— Start TEXT SHOWN —

The Bruins Need to Steer Clear of Mike Hoffman

Contrary to what most fans seem to believe, the Bruins need to steer clear of forward Mike Hoffman Sorry to my fellow CGS writer, Caylee Allard, who just wrote the contrary earlier today. But, I feel I speak the truth here. Since she wrote about his positive attributes, I’m just gonna focus on the negatives here. Be sure to check out her article as well though! But anyway, let’s dig right into Hoffman’s issues..

He’s Lazy Defensively

Photo Credit: HockeyViz.com courtesy of Micah Blake McCurdy

Starting with the least important thing, Hoffman is a lazy defensive player. To illustrate my point, I invite you to take a look at the above heatmap. When it comes to defensive heatmaps such as this one, red means more shots are being let through per hour, which is bad, while blue means less are, which is good. As you can see from the map, there’s a significant amount of red, particularly given Hoffman skated primarily in Florida’s top six. That’s just one way to illustrate his lack of defensive play.

The eye test doesn’t lie either. If you ask most people who’ve watched him play a lot, they’ll say the same thing. He just doesn’t put a lot of effort into the defensive aspect of the game. Yes, he scored 29 goals in 69 games last year. Yes, the Bruins could use that. But the Bruins play a structured game, and Cassidy demands that they take care of things at both ends of the ice. Hoffman doesn’t do that, and so he wouldn’t fit in well in the Bruins systems.

— End TEXT SHOWN —
— Start DATASET EXTRACT —

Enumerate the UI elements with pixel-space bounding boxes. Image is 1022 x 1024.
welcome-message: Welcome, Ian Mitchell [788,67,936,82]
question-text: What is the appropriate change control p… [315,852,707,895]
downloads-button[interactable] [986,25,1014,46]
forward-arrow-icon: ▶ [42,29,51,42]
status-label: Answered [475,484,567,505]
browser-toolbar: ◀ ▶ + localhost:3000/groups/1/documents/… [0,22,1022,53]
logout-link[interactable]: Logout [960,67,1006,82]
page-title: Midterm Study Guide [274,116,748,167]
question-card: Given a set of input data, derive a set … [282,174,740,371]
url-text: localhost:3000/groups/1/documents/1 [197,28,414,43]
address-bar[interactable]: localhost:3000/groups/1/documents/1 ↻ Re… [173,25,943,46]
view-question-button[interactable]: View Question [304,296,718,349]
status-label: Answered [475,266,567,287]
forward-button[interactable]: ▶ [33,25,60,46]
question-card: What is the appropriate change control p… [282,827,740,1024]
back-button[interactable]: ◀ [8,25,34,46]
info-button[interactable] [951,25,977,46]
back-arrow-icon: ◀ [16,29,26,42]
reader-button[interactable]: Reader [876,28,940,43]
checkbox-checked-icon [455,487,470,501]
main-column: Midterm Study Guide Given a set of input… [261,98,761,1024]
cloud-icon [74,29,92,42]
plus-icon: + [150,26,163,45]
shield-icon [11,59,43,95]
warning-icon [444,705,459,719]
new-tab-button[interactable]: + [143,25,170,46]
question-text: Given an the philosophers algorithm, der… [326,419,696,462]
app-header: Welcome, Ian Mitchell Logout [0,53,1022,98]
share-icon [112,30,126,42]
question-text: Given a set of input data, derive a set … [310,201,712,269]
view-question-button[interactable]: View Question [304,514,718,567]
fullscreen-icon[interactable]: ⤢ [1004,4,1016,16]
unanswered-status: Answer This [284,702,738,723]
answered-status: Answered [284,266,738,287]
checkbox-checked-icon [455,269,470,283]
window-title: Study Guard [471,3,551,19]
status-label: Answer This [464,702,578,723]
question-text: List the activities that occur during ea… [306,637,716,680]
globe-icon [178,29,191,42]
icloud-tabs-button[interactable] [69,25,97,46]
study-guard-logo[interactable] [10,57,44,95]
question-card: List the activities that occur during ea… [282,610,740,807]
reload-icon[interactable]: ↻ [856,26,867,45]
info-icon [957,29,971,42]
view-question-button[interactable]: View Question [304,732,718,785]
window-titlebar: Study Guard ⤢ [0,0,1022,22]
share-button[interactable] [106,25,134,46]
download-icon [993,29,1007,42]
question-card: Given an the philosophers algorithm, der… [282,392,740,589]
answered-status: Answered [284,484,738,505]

— End DATASET EXTRACT —

> [REQUEST 1]: Reproduce the passage of the Mike Hoffman article between "He’s Lazy Defensively" and "of defensive play.", inclusive.
> [REQUEST 2]: Using the Mike Hoffman article, state whether each statement agrees with it, answering yes or no and quoting the deciding words: (a) Hoffman scored 29 goals in 69 games last year. (b) On the defensive heatmap, blue indicates that more shots are being let through per hour. (c) Hoffman skated primarily in Florida's bottom six.
> [REQUEST 3]: According to the Mike Hoffman article, who demands that the Bruins take care of things at both ends of the ice?

> [COMPLETE RESPONSE 1]:
He’s Lazy Defensively

Photo Credit: HockeyViz.com courtesy of Micah Blake McCurdy

Starting with the least important thing, Hoffman is a lazy defensive player. To illustrate my point, I invite you to take a look at the above heatmap. When it comes to defensive heatmaps such as this one, red means more shots are being let through per hour, which is bad, while blue means less are, which is good. As you can see from the map, there’s a significant amount of red, particularly given Hoffman skated primarily in Florida’s top six. That’s just one way to illustrate his lack of defensive play.

> [COMPLETE RESPONSE 2]:
(a) Yes: "he scored 29 goals in 69 games last year."
(b) No: "red means more shots are being let through per hour, which is bad, while blue means less are, which is good."
(c) No: "Hoffman skated primarily in Florida’s top six."

> [COMPLETE RESPONSE 3]: Cassidy